• _TO DO_: Every record below is to be retyped exactly.
┌──
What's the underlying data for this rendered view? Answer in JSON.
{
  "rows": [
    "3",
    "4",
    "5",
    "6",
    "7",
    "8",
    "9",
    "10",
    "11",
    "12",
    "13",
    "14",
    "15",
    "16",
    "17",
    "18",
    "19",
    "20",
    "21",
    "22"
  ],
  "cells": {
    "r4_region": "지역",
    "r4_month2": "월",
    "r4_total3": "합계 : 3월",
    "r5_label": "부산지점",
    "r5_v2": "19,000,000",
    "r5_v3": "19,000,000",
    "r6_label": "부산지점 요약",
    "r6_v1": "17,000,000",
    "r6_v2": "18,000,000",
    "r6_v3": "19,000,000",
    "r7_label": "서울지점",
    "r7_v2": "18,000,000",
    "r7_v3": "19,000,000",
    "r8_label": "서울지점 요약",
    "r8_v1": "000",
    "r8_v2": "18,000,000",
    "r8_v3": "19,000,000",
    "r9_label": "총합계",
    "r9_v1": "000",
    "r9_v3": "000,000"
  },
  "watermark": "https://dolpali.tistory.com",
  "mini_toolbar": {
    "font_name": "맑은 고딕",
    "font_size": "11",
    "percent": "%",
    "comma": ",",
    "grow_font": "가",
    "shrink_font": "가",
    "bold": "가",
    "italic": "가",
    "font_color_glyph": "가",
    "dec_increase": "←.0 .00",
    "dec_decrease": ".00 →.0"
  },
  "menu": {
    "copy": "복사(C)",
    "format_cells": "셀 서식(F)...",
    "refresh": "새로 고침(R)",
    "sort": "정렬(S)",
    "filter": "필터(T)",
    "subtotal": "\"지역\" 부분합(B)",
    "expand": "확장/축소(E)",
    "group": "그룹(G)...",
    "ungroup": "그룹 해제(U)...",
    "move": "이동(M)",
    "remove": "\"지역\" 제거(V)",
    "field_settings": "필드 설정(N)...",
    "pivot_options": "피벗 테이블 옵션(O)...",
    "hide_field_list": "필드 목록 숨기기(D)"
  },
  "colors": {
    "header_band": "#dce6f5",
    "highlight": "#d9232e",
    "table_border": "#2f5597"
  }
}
└──
• _EXERCISE RESULT_:
What's the underlying data for this rendered view? Answer in JSON.
{
  "rows": [
    "3",
    "4",
    "5",
    "6",
    "7",
    "8",
    "9",
    "10",
    "11",
    "12",
    "13",
    "14",
    "15",
    "16",
    "17",
    "18",
    "19",
    "20",
    "21",
    "22"
  ],
  "cells": {
    "r4_region": "지역",
    "r4_month2": "월",
    "r4_total3": "합계 : 3월",
    "r5_label": "부산지점",
    "r5_v2": "19,000,000",
    "r5_v3": "19,000,000",
    "r6_label": "부산지점 요약",
    "r6_v1": "17,000,000",
    "r6_v2": "18,000,000",
    "r6_v3": "19,000,000",
    "r7_label": "서울지점",
    "r7_v2": "18,000,000",
    "r7_v3": "19,000,000",
    "r8_label": "서울지점 요약",
    "r8_v1": "000",
    "r8_v2": "18,000,000",
    "r8_v3": "19,000,000",
    "r9_label": "총합계",
    "r9_v1": "000",
    "r9_v3": "000,000"
  },
  "watermark": "https://dolpali.tistory.com",
  "mini_toolbar": {
    "font_name": "맑은 고딕",
    "font_size": "11",
    "percent": "%",
    "comma": ",",
    "grow_font": "가",
    "shrink_font": "가",
    "bold": "가",
    "italic": "가",
    "font_color_glyph": "가",
    "dec_increase": "←.0 .00",
    "dec_decrease": ".00 →.0"
  },
  "menu": {
    "copy": "복사(C)",
    "format_cells": "셀 서식(F)...",
    "refresh": "새로 고침(R)",
    "sort": "정렬(S)",
    "filter": "필터(T)",
    "subtotal": "\"지역\" 부분합(B)",
    "expand": "확장/축소(E)",
    "group": "그룹(G)...",
    "ungroup": "그룹 해제(U)...",
    "move": "이동(M)",
    "remove": "\"지역\" 제거(V)",
    "field_settings": "필드 설정(N)...",
    "pivot_options": "피벗 테이블 옵션(O)...",
    "hide_field_list": "필드 목록 숨기기(D)"
  },
  "colors": {
    "header_band": "#dce6f5",
    "highlight": "#d9232e",
    "table_border": "#2f5597"
  }
}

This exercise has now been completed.